_STATED GOAL_.
Make an exact copy of all the entries, with the pictures left out.

_Collection entries_.
++++++++++++++++++++

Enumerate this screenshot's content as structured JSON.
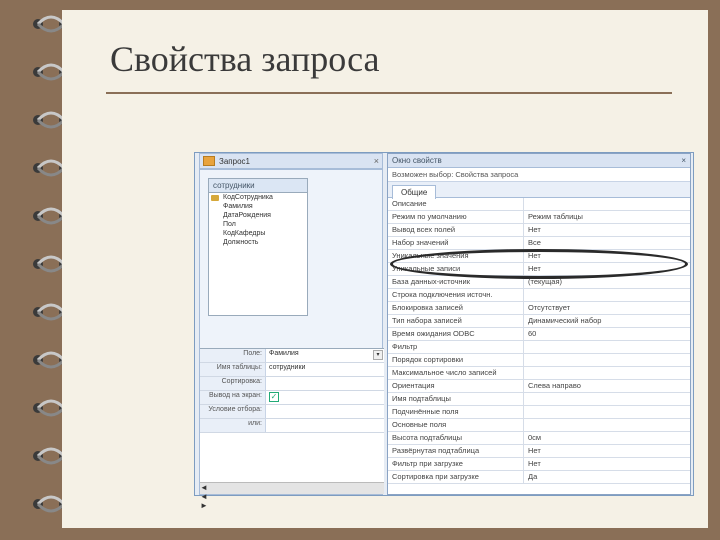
{
  "slide": {
    "title": "Свойства запроса"
  },
  "query": {
    "tab": "Запрос1",
    "close": "×"
  },
  "table": {
    "name": "сотрудники",
    "fields": [
      "КодСотрудника",
      "Фамилия",
      "ДатаРождения",
      "Пол",
      "КодКафедры",
      "Должность"
    ]
  },
  "grid": {
    "rows": [
      {
        "label": "Поле:",
        "value": "Фамилия",
        "dd": true
      },
      {
        "label": "Имя таблицы:",
        "value": "сотрудники"
      },
      {
        "label": "Сортировка:",
        "value": ""
      },
      {
        "label": "Вывод на экран:",
        "value": "",
        "check": true
      },
      {
        "label": "Условие отбора:",
        "value": ""
      },
      {
        "label": "или:",
        "value": ""
      }
    ]
  },
  "properties": {
    "title": "Окно свойств",
    "close": "×",
    "subtitle": "Возможен выбор: Свойства запроса",
    "tab": "Общие",
    "rows": [
      {
        "n": "Описание",
        "v": ""
      },
      {
        "n": "Режим по умолчанию",
        "v": "Режим таблицы"
      },
      {
        "n": "Вывод всех полей",
        "v": "Нет"
      },
      {
        "n": "Набор значений",
        "v": "Все"
      },
      {
        "n": "Уникальные значения",
        "v": "Нет"
      },
      {
        "n": "Уникальные записи",
        "v": "Нет"
      },
      {
        "n": "База данных-источник",
        "v": "(текущая)"
      },
      {
        "n": "Строка подключения источн.",
        "v": ""
      },
      {
        "n": "Блокировка записей",
        "v": "Отсутствует"
      },
      {
        "n": "Тип набора записей",
        "v": "Динамический набор"
      },
      {
        "n": "Время ожидания ODBC",
        "v": "60"
      },
      {
        "n": "Фильтр",
        "v": ""
      },
      {
        "n": "Порядок сортировки",
        "v": ""
      },
      {
        "n": "Максимальное число записей",
        "v": ""
      },
      {
        "n": "Ориентация",
        "v": "Слева направо"
      },
      {
        "n": "Имя подтаблицы",
        "v": ""
      },
      {
        "n": "Подчинённые поля",
        "v": ""
      },
      {
        "n": "Основные поля",
        "v": ""
      },
      {
        "n": "Высота подтаблицы",
        "v": "0см"
      },
      {
        "n": "Развёрнутая подтаблица",
        "v": "Нет"
      },
      {
        "n": "Фильтр при загрузке",
        "v": "Нет"
      },
      {
        "n": "Сортировка при загрузке",
        "v": "Да"
      }
    ]
  }
}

++++++++++++++++++++

_RIGHT ANSWER_.
Enumerate this screenshot's content as structured JSON.
{
  "slide": {
    "title": "Свойства запроса"
  },
  "query": {
    "tab": "Запрос1",
    "close": "×"
  },
  "table": {
    "name": "сотрудники",
    "fields": [
      "КодСотрудника",
      "Фамилия",
      "ДатаРождения",
      "Пол",
      "КодКафедры",
      "Должность"
    ]
  },
  "grid": {
    "rows": [
      {
        "label": "Поле:",
        "value": "Фамилия",
        "dd": true
      },
      {
        "label": "Имя таблицы:",
        "value": "сотрудники"
      },
      {
        "label": "Сортировка:",
        "value": ""
      },
      {
        "label": "Вывод на экран:",
        "value": "",
        "check": true
      },
      {
        "label": "Условие отбора:",
        "value": ""
      },
      {
        "label": "или:",
        "value": ""
      }
    ]
  },
  "properties": {
    "title": "Окно свойств",
    "close": "×",
    "subtitle": "Возможен выбор: Свойства запроса",
    "tab": "Общие",
    "rows": [
      {
        "n": "Описание",
        "v": ""
      },
      {
        "n": "Режим по умолчанию",
        "v": "Режим таблицы"
      },
      {
        "n": "Вывод всех полей",
        "v": "Нет"
      },
      {
        "n": "Набор значений",
        "v": "Все"
      },
      {
        "n": "Уникальные значения",
        "v": "Нет"
      },
      {
        "n": "Уникальные записи",
        "v": "Нет"
      },
      {
        "n": "База данных-источник",
        "v": "(текущая)"
      },
      {
        "n": "Строка подключения источн.",
        "v": ""
      },
      {
        "n": "Блокировка записей",
        "v": "Отсутствует"
      },
      {
        "n": "Тип набора записей",
        "v": "Динамический набор"
      },
      {
        "n": "Время ожидания ODBC",
        "v": "60"
      },
      {
        "n": "Фильтр",
        "v": ""
      },
      {
        "n": "Порядок сортировки",
        "v": ""
      },
      {
        "n": "Максимальное число записей",
        "v": ""
      },
      {
        "n": "Ориентация",
        "v": "Слева направо"
      },
      {
        "n": "Имя подтаблицы",
        "v": ""
      },
      {
        "n": "Подчинённые поля",
        "v": ""
      },
      {
        "n": "Основные поля",
        "v": ""
      },
      {
        "n": "Высота подтаблицы",
        "v": "0см"
      },
      {
        "n": "Развёрнутая подтаблица",
        "v": "Нет"
      },
      {
        "n": "Фильтр при загрузке",
        "v": "Нет"
      },
      {
        "n": "Сортировка при загрузке",
        "v": "Да"
      }
    ]
  }
}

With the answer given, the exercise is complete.